Are you able to quote each entry exactly as written?

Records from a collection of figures

***

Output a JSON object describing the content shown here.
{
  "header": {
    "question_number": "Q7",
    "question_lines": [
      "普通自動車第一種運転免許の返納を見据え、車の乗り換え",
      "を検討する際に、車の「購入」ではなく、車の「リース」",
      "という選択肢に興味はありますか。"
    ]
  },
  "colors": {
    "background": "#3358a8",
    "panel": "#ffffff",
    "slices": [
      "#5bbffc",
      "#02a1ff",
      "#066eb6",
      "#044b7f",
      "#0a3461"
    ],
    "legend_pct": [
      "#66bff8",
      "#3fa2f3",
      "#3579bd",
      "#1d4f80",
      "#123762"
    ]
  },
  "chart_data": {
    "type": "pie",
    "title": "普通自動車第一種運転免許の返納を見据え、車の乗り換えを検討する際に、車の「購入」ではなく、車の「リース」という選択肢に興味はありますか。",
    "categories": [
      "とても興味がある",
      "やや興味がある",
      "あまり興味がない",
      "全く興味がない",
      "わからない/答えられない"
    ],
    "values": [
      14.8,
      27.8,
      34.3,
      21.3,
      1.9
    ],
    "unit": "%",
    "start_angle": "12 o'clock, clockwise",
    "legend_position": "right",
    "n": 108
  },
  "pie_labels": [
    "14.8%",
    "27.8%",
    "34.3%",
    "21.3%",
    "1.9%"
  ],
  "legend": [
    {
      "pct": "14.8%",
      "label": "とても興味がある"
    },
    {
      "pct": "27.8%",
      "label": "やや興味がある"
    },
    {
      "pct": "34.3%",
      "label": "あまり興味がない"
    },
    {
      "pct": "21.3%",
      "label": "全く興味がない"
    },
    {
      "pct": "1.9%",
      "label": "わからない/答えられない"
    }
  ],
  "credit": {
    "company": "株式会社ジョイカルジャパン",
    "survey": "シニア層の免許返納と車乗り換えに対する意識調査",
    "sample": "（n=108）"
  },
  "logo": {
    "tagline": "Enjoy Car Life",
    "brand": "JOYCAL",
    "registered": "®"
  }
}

***

TASK OUTPUT -
Output a JSON object describing the content shown here.
{
  "header": {
    "question_number": "Q7",
    "question_lines": [
      "普通自動車第一種運転免許の返納を見据え、車の乗り換え",
      "を検討する際に、車の「購入」ではなく、車の「リース」",
      "という選択肢に興味はありますか。"
    ]
  },
  "colors": {
    "background": "#3358a8",
    "panel": "#ffffff",
    "slices": [
      "#5bbffc",
      "#02a1ff",
      "#066eb6",
      "#044b7f",
      "#0a3461"
    ],
    "legend_pct": [
      "#66bff8",
      "#3fa2f3",
      "#3579bd",
      "#1d4f80",
      "#123762"
    ]
  },
  "chart_data": {
    "type": "pie",
    "title": "普通自動車第一種運転免許の返納を見据え、車の乗り換えを検討する際に、車の「購入」ではなく、車の「リース」という選択肢に興味はありますか。",
    "categories": [
      "とても興味がある",
      "やや興味がある",
      "あまり興味がない",
      "全く興味がない",
      "わからない/答えられない"
    ],
    "values": [
      14.8,
      27.8,
      34.3,
      21.3,
      1.9
    ],
    "unit": "%",
    "start_angle": "12 o'clock, clockwise",
    "legend_position": "right",
    "n": 108
  },
  "pie_labels": [
    "14.8%",
    "27.8%",
    "34.3%",
    "21.3%",
    "1.9%"
  ],
  "legend": [
    {
      "pct": "14.8%",
      "label": "とても興味がある"
    },
    {
      "pct": "27.8%",
      "label": "やや興味がある"
    },
    {
      "pct": "34.3%",
      "label": "あまり興味がない"
    },
    {
      "pct": "21.3%",
      "label": "全く興味がない"
    },
    {
      "pct": "1.9%",
      "label": "わからない/答えられない"
    }
  ],
  "credit": {
    "company": "株式会社ジョイカルジャパン",
    "survey": "シニア層の免許返納と車乗り換えに対する意識調査",
    "sample": "（n=108）"
  },
  "logo": {
    "tagline": "Enjoy Car Life",
    "brand": "JOYCAL",
    "registered": "®"
  }
}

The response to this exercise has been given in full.